Stored data entries:
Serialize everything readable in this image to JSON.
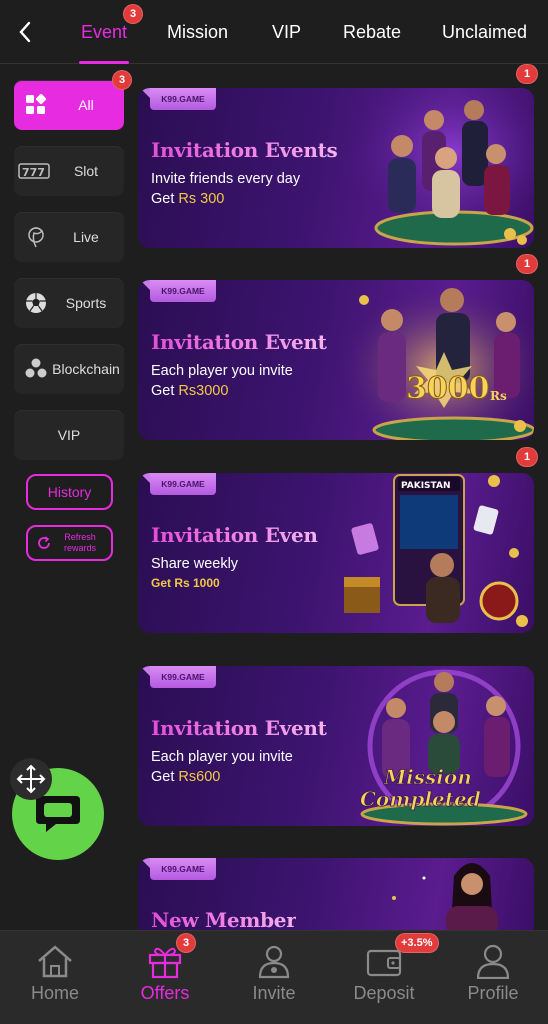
{
  "top_tabs": [
    {
      "label": "Event",
      "badge": "3",
      "active": true
    },
    {
      "label": "Mission"
    },
    {
      "label": "VIP"
    },
    {
      "label": "Rebate"
    },
    {
      "label": "Unclaimed"
    }
  ],
  "sidebar": {
    "items": [
      {
        "label": "All",
        "badge": "3",
        "icon": "grid-icon",
        "active": true
      },
      {
        "label": "Slot",
        "icon": "slot-777-icon"
      },
      {
        "label": "Live",
        "icon": "live-dealer-icon"
      },
      {
        "label": "Sports",
        "icon": "soccer-ball-icon"
      },
      {
        "label": "Blockchain",
        "icon": "blockchain-icon"
      },
      {
        "label": "VIP"
      }
    ],
    "history_label": "History",
    "refresh_label": "Refresh rewards"
  },
  "banners": [
    {
      "brand": "K99.GAME",
      "title": "Invitation Events",
      "line1": "Invite friends every day",
      "line2_prefix": "Get ",
      "line2_amount": "Rs 300",
      "badge": "1"
    },
    {
      "brand": "K99.GAME",
      "title": "Invitation Event",
      "line1": "Each player you invite",
      "line2_prefix": "Get ",
      "line2_amount": "Rs3000",
      "badge": "1",
      "art_text": "3000",
      "art_sub": "Rs"
    },
    {
      "brand": "K99.GAME",
      "title": "Invitation Even",
      "line1": "Share weekly",
      "line2_prefix": "",
      "line2_amount": "Get Rs 1000",
      "badge": "1",
      "art_text": "PAKISTAN"
    },
    {
      "brand": "K99.GAME",
      "title": "Invitation Event",
      "line1": "Each player you invite",
      "line2_prefix": "Get ",
      "line2_amount": "Rs600",
      "art_text": "Mission",
      "art_text2": "Completed"
    },
    {
      "brand": "K99.GAME",
      "title": "New Member"
    }
  ],
  "bottom_nav": [
    {
      "label": "Home",
      "icon": "home-icon"
    },
    {
      "label": "Offers",
      "icon": "gift-icon",
      "badge": "3",
      "active": true
    },
    {
      "label": "Invite",
      "icon": "invite-icon"
    },
    {
      "label": "Deposit",
      "icon": "wallet-icon",
      "badge": "+3.5%"
    },
    {
      "label": "Profile",
      "icon": "profile-icon"
    }
  ],
  "colors": {
    "accent": "#e62be0",
    "badge": "#e23b3b",
    "gold": "#f3c846",
    "chat": "#63d34a"
  }
}
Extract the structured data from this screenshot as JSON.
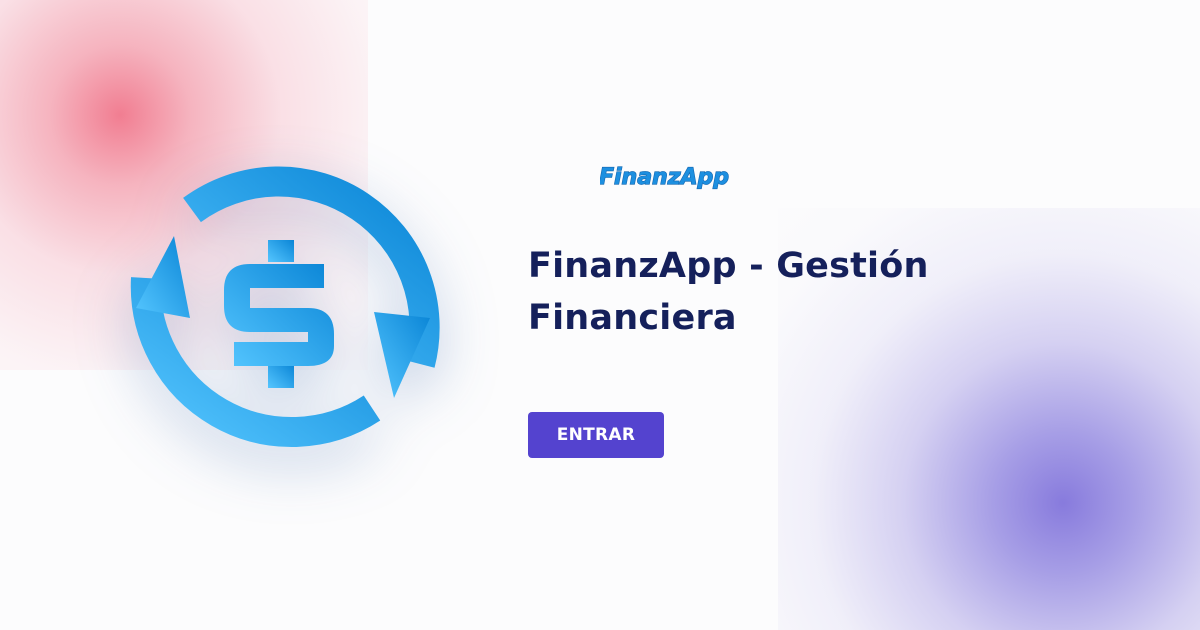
{
  "brand": {
    "logo_text": "FinanzApp",
    "logo_icon": "currency-exchange-icon"
  },
  "hero": {
    "title": "FinanzApp - Gestión Financiera"
  },
  "cta": {
    "enter_label": "ENTRAR"
  },
  "colors": {
    "title": "#15205b",
    "button": "#5443cf",
    "icon_light": "#4fc0ff",
    "icon_dark": "#0a85d6",
    "blob_pink": "#ee5a73",
    "blob_purple": "#7364d7"
  }
}
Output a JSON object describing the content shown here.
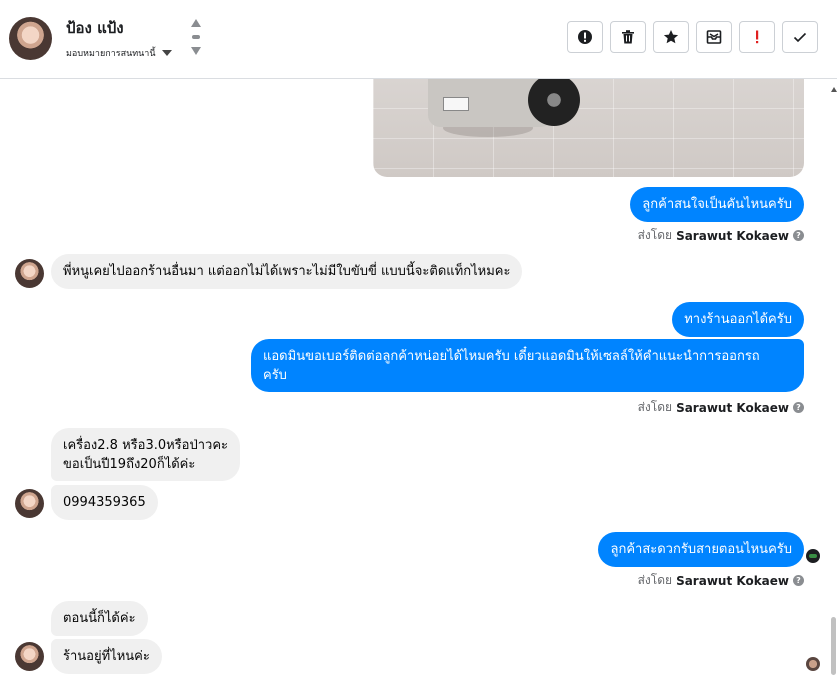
{
  "header": {
    "contact_name": "ป้อง แป้ง",
    "assign_label": "มอบหมายการสนทนานี้",
    "toolbar": [
      "mark-spam-icon",
      "delete-icon",
      "star-icon",
      "mark-unread-icon",
      "flag-important-icon",
      "done-check-icon"
    ]
  },
  "colors": {
    "outgoing": "#0084ff",
    "incoming": "#f0f0f0",
    "flag": "#e02020"
  },
  "messages": {
    "m1": "ลูกค้าสนใจเป็นคันไหนครับ",
    "m2": "พี่หนูเคยไปออกร้านอื่นมา แต่ออกไม่ได้เพราะไม่มีใบขับขี่  แบบนี้จะติดแท็กไหมคะ",
    "m3": "ทางร้านออกได้ครับ",
    "m4a": "แอดมินขอเบอร์ติดต่อลูกค้าหน่อยได้ไหมครับ เดี๋ยวแอดมินให้เซลล์ให้คำแนะนำการออกรถ",
    "m4b": "ครับ",
    "m5a": "เครื่อง2.8 หรือ3.0หรือป่าวคะ",
    "m5b": "ขอเป็นปี19ถึง20ก็ได้ค่ะ",
    "m6": "0994359365",
    "m7": "ลูกค้าสะดวกรับสายตอนไหนครับ",
    "m8": "ตอนนี้ก็ได้ค่ะ",
    "m9": "ร้านอยู่ที่ไหนค่ะ"
  },
  "sent_by": {
    "prefix": "ส่งโดย",
    "agent": "Sarawut Kokaew"
  }
}
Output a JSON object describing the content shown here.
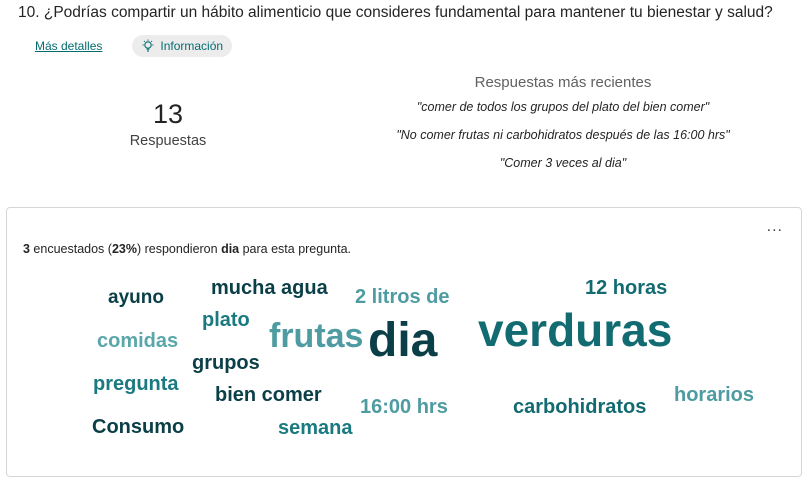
{
  "question": {
    "number": "10.",
    "text": "¿Podrías compartir un hábito alimenticio que consideres fundamental para mantener tu bienestar y salud?"
  },
  "links": {
    "more_details": "Más detalles",
    "info": "Información",
    "info_icon": "lightbulb-icon"
  },
  "responses": {
    "count": "13",
    "label": "Respuestas"
  },
  "recent": {
    "title": "Respuestas más recientes",
    "items": [
      "\"comer de todos los grupos del plato del bien comer\"",
      "\"No comer frutas ni carbohidratos después de las 16:00 hrs\"",
      "\"Comer 3 veces al dia\""
    ]
  },
  "card": {
    "menu": "...",
    "summary": {
      "count": "3",
      "text1": " encuestados (",
      "percent": "23%",
      "text2": ") respondieron ",
      "word": "dia",
      "text3": " para esta pregunta."
    }
  },
  "colors": {
    "accent": "#036c70",
    "dark_teal": "#0b3f47",
    "teal": "#1a7a80",
    "light_teal": "#4e9ca1"
  },
  "word_cloud": {
    "ayuno": "ayuno",
    "mucha_agua": "mucha agua",
    "dos_litros": "2 litros de",
    "doce_horas": "12 horas",
    "plato": "plato",
    "comidas": "comidas",
    "frutas": "frutas",
    "dia": "dia",
    "verduras": "verduras",
    "grupos": "grupos",
    "pregunta": "pregunta",
    "bien_comer": "bien comer",
    "horarios": "horarios",
    "hrs": "16:00 hrs",
    "carbohidratos": "carbohidratos",
    "consumo": "Consumo",
    "semana": "semana"
  }
}
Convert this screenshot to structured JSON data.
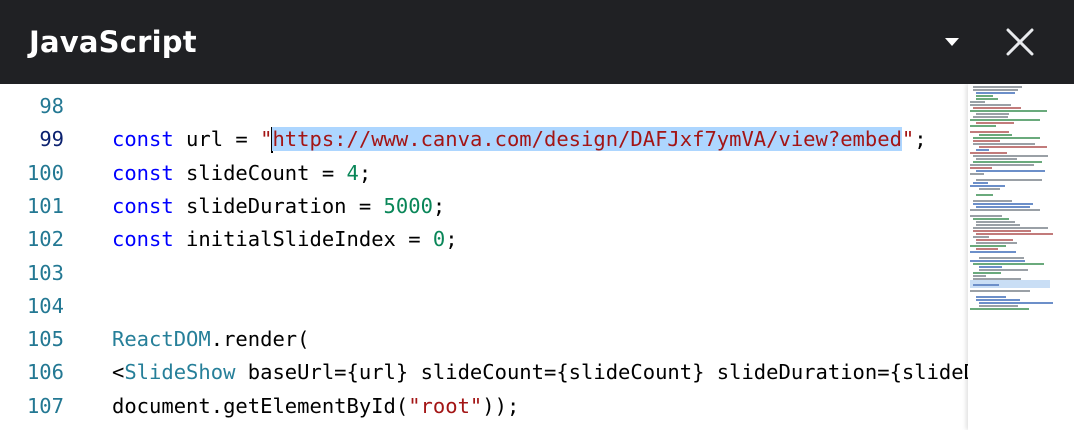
{
  "header": {
    "title": "JavaScript",
    "dropdown_icon": "caret-down-icon",
    "close_icon": "close-icon",
    "background": "#202124"
  },
  "editor": {
    "lines": [
      {
        "number": "98",
        "active": false,
        "tokens": []
      },
      {
        "number": "99",
        "active": true,
        "tokens": [
          {
            "t": "const",
            "c": "kw"
          },
          {
            "t": " url = ",
            "c": ""
          },
          {
            "t": "\"",
            "c": "str"
          },
          {
            "t": "https://www.canva.com/design/DAFJxf7ymVA/view?embed",
            "c": "str sel"
          },
          {
            "t": "\"",
            "c": "str"
          },
          {
            "t": ";",
            "c": ""
          }
        ]
      },
      {
        "number": "100",
        "active": false,
        "tokens": [
          {
            "t": "const",
            "c": "kw"
          },
          {
            "t": " slideCount = ",
            "c": ""
          },
          {
            "t": "4",
            "c": "numlit"
          },
          {
            "t": ";",
            "c": ""
          }
        ]
      },
      {
        "number": "101",
        "active": false,
        "tokens": [
          {
            "t": "const",
            "c": "kw"
          },
          {
            "t": " slideDuration = ",
            "c": ""
          },
          {
            "t": "5000",
            "c": "numlit"
          },
          {
            "t": ";",
            "c": ""
          }
        ]
      },
      {
        "number": "102",
        "active": false,
        "tokens": [
          {
            "t": "const",
            "c": "kw"
          },
          {
            "t": " initialSlideIndex = ",
            "c": ""
          },
          {
            "t": "0",
            "c": "numlit"
          },
          {
            "t": ";",
            "c": ""
          }
        ]
      },
      {
        "number": "103",
        "active": false,
        "tokens": []
      },
      {
        "number": "104",
        "active": false,
        "tokens": []
      },
      {
        "number": "105",
        "active": false,
        "tokens": [
          {
            "t": "ReactDOM",
            "c": "cls"
          },
          {
            "t": ".render(",
            "c": ""
          }
        ]
      },
      {
        "number": "106",
        "active": false,
        "tokens": [
          {
            "t": "<",
            "c": ""
          },
          {
            "t": "SlideShow",
            "c": "cls"
          },
          {
            "t": " baseUrl={url} slideCount={slideCount} slideDuration={slideDuration}",
            "c": ""
          }
        ]
      },
      {
        "number": "107",
        "active": false,
        "tokens": [
          {
            "t": "document.getElementById(",
            "c": ""
          },
          {
            "t": "\"root\"",
            "c": "str"
          },
          {
            "t": "));",
            "c": ""
          }
        ]
      }
    ],
    "colors": {
      "keyword": "#0000ff",
      "string": "#a31515",
      "number": "#098658",
      "type": "#267f99",
      "line_number": "#237893",
      "selection": "#add6ff"
    }
  }
}
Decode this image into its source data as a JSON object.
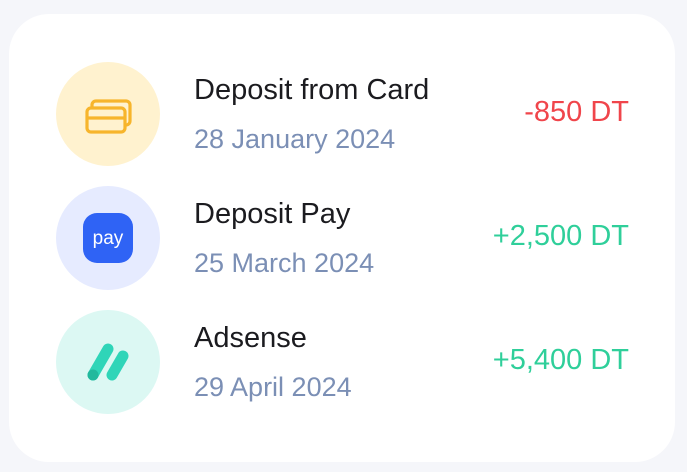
{
  "transactions": [
    {
      "title": "Deposit from Card",
      "date": "28 January 2024",
      "amount": "-850 DT",
      "icon": "card-icon",
      "icon_bg": "#fff2cf",
      "amount_color": "#f0454b"
    },
    {
      "title": "Deposit Pay",
      "date": "25 March 2024",
      "amount": "+2,500 DT",
      "icon": "samsung-pay-icon",
      "icon_label": "pay",
      "icon_bg": "#e6ebff",
      "amount_color": "#2fcf9a"
    },
    {
      "title": "Adsense",
      "date": "29 April 2024",
      "amount": "+5,400 DT",
      "icon": "adsense-icon",
      "icon_bg": "#dcf8f3",
      "amount_color": "#2fcf9a"
    }
  ]
}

*Stated goal*
In the material above, find each line that contains the word "screenshot", and select it.

*Reply to the exercise*
Extract the structured data from this screenshot as JSON.
Convert this screenshot to structured JSON data.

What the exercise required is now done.